**EXTRACTED TEXT**.
DETAILED DESCRIPTION OF THE INVENTION
[0025] The invention utilises the P21 protein as a therapeutic
agent. The P21 protein may be used as a therapeutic agent alone or
in combination with other therapeutic agents. When used in
combination with other therapeutic agents, a surprising synergy is
observed. In a preferred embodiment, the P21 protein is attached to
a translocation factor, to enable the P21 protein to enter a target
cell.
[0026] Prior to the present invention, it was not appreciated that
P21 could be used extensively in cancer therapy. Most cancers
result from mutations in the P53 gene, which is therefore the
obvious, and most favoured, target when designing cancer
therapeutics. The P21 protein, which functions further down the
apoptotic cascade, has not been considered as a therapeutic agent.
The present invention bypasses P53 and allows the direct delivery
of active P21, for the treatment of cancer.
[0027] The administration of P21 and a chemotherapeutic provides a
surprising improvement in anti-cancer therapy.
[0028] As used herein, the term "protein" refers to a polymer
molecule comprising a plurality of amino acid residues linked via
the peptide linkage, as will be appreciated by one skilled in the
art. Peptides and polypeptides are encompassed with the term
"protein".
[0029] The human P21 protein is defined herein as SEQ ID NO. 1. SEQ
ID NO.1: SEPAGDVRQN PCGSKACRRL FGPVDSEQLS RDCDALMAGC IQEARERwNF
DFVTETPLEG DFAWERVRGL GLPKLYLPTG PRRGRDELGG GRRPGTSPAL LQGTAEEDHV
DLSLSCTLVP RSGEQAEGSP GGPGDSQGRK RRQTSMTDFY HSKRRLIFSK RKP
[0030] The annotated human P21 sequence can be found in the
SWISSPROT database with the primary accession number P38936 (Entry
Name CDN1A_HUMAN). Although the human sequence (SEQ ID NO. 1) is
preferred, a P21 protein from any species may be used according to
the invention, for example the Mus musculus protein (SWISSPROT
primary accession number P39689) or the Felis silvestris catus
(Cat) protein (SWISSPROT primary accession number 019002). A
polynucleotide encoding a P21 protein is also within the scope of
the invention.
[0031] Functional variants (i.e. homologues) and fragments of the
human P21 protein (SEQ ID No. 1) are also included within the
invention. For example, proteins with high levels (e.g. greater
than 60%, preferably greater than 70%, more preferably greater than
80% and most preferably greater than 90%, e.g. greater than 95%) of
sequence similarity to SEQ ID NO. 1 are within the scope of the
present invention. The term "similarity" is known in the art. The
term refers to a comparison between amino acid sequences, and takes
into account not only identical amino acids in corresponding
positions, but also functionally similar amino acids in
corresponding positions. Similarity between polypeptide sequences
therefore indicates functional similarity, in addition to sequence
similarity.
[0032] Levels of similarity between amino acid sequences can be
calculated using known methods. Publicly available computer-based
methods for determining similarity include the BLASTP, BLASTN and
FASTA programs, the BLASTX program available from NCBI, and the Gap
program from Genetics Computer Group, Madison Wis. Levels of
similarity referred to herein may, for example, be determined using
the Gap program, with a Gap penalty of 12 and a gap length penalty
of 4.

[Document understanding data]
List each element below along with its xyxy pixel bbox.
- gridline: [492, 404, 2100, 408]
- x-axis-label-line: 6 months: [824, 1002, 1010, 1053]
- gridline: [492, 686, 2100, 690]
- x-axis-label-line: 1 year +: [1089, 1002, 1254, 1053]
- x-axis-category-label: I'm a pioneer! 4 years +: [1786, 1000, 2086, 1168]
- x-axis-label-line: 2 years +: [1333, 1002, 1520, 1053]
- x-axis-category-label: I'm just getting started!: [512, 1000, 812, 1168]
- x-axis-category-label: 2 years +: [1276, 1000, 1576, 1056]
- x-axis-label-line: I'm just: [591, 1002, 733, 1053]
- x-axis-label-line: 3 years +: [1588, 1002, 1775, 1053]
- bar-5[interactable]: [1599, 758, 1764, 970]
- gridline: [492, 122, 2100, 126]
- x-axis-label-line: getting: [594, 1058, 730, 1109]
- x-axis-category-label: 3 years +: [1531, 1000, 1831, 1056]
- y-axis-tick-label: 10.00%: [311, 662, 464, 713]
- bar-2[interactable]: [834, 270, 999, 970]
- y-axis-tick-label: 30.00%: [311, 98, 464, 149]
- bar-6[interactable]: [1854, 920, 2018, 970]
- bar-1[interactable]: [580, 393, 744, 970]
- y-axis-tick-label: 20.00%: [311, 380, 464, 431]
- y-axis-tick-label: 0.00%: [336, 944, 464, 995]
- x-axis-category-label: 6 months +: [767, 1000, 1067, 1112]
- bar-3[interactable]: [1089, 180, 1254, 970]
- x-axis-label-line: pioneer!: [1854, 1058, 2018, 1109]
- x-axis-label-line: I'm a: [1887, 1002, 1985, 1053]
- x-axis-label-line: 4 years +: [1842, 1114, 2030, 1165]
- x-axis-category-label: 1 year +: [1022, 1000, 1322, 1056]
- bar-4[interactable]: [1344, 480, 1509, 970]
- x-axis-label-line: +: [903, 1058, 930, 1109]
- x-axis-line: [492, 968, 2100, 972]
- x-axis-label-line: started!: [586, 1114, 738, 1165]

**EXERCISE TASKS**.
A – From the P21 patent excerpt, list every computer program it names for determining similarity.
B – Please reproduce everything in the P21 patent excerpt from "[0026] Prior to" down to "in anti-cancer therapy.", renaming "P53" to "TP53".
C – Go on with the P21 patent excerpt, starting after its final paragraph.

**YOUR WRITTEN ANSWERS**.
A – BLASTP, BLASTN, FASTA, BLASTX, Gap

B –
[0026] Prior to the present invention, it was not appreciated that
P21 could be used extensively in cancer therapy. Most cancers
result from mutations in the TP53 gene, which is therefore the
obvious, and most favoured, target when designing cancer
therapeutics. The P21 protein, which functions further down the
apoptotic cascade, has not been considered as a therapeutic agent.
The present invention bypasses TP53 and allows the direct delivery
of active P21, for the treatment of cancer.
[0027] The administration of P21 and a chemotherapeutic provides a
surprising improvement in anti-cancer therapy.

C –
[0033] Variants or fragments of P21 may be produced using standard
recombinant DNA techniques such as site-directed mutagenesis, as
will be apparent to the skilled person based on conventional
protein technology. Fragments or homologues of the P21 protein
should retain the function of the native P21 protein, i.e. should
be a "functional" fragment or homologue. The function that must be
retained is the ability to act as a tumour-suppressor protein, and
block cycD/CDK4 complex formation, and therefore cause G1 arrest of
a eukaryotic cell. Tests for cell division and viability are
well-known in the art, for example the CellTiter 96.RTM. and
CytoTox 96.RTM. assays available from Promega Corp., Wisconsin
USA.
[0034] In a preferred embodiment, the P21 protein is associated
with a translocation factor, forming a conjugate. As used herein,
the term "conjugate" refers to a chimeric molecule formed from a
translocation factor and a P21 protein. The conjugate is therefore
a hybrid molecule not found together in their natural form.
Preferably, the formation of a conjugate does not reduce or
otherwise adversely affect the ability of the P21 protein or the
translocation factor to function as intended.
[0035] As used herein, the term "translocation" refers to the
delivery of a protein across a cell membrane. It will be apparent
to one skilled in the art that a translocation factor is required
to deliver the P21 protein to a target cell. As used herein, the
term "translocation factor" refers to any moiety that has the
ability to translocate across a cell membrane, i.e. an outer cell
membrane. When the P21 protein is associated with the translocation
factor in a conjugate, P21 is also translocated across the cell
membrane.
[0036] The translocation factor will preferably be a protein. A
number of proteins with the ability to translocate cell membranes
are known in the art, including histone proteins, the herpes
simplex virus VP22 protein and HIV tat domain. The tat protein from
HIV-type I comprises 86 amino acids encoded by two exons. The first
72 amino acids are encoded by exon 1 and exhibit full
trans-activating activity. A cluster of basic amino acid residues
in this region are known to be able to translocate across a cell
membrane. This cluster, contained within amino acid residues 37-72,
is within the scope of the invention. More specifically, amino
acids 49-58 are a preferred translocation factor as disclosed by
Vives et al., J. Biol. Chem: 272 (1997); 25: pp 16010-16017, which
is incorporated herein by reference. Amino acids 49-58 of HIV TAT
are listed below, as SEQ ID NO. 2:
TABLE-US-00001 SEQ ID NO. 2: RKKRRQRRR
[0037] However, any fragment or homologue of the HIV-type 1 tat
protein, that retains the ability to translocate a cell membrane,
is within the scope of the invention.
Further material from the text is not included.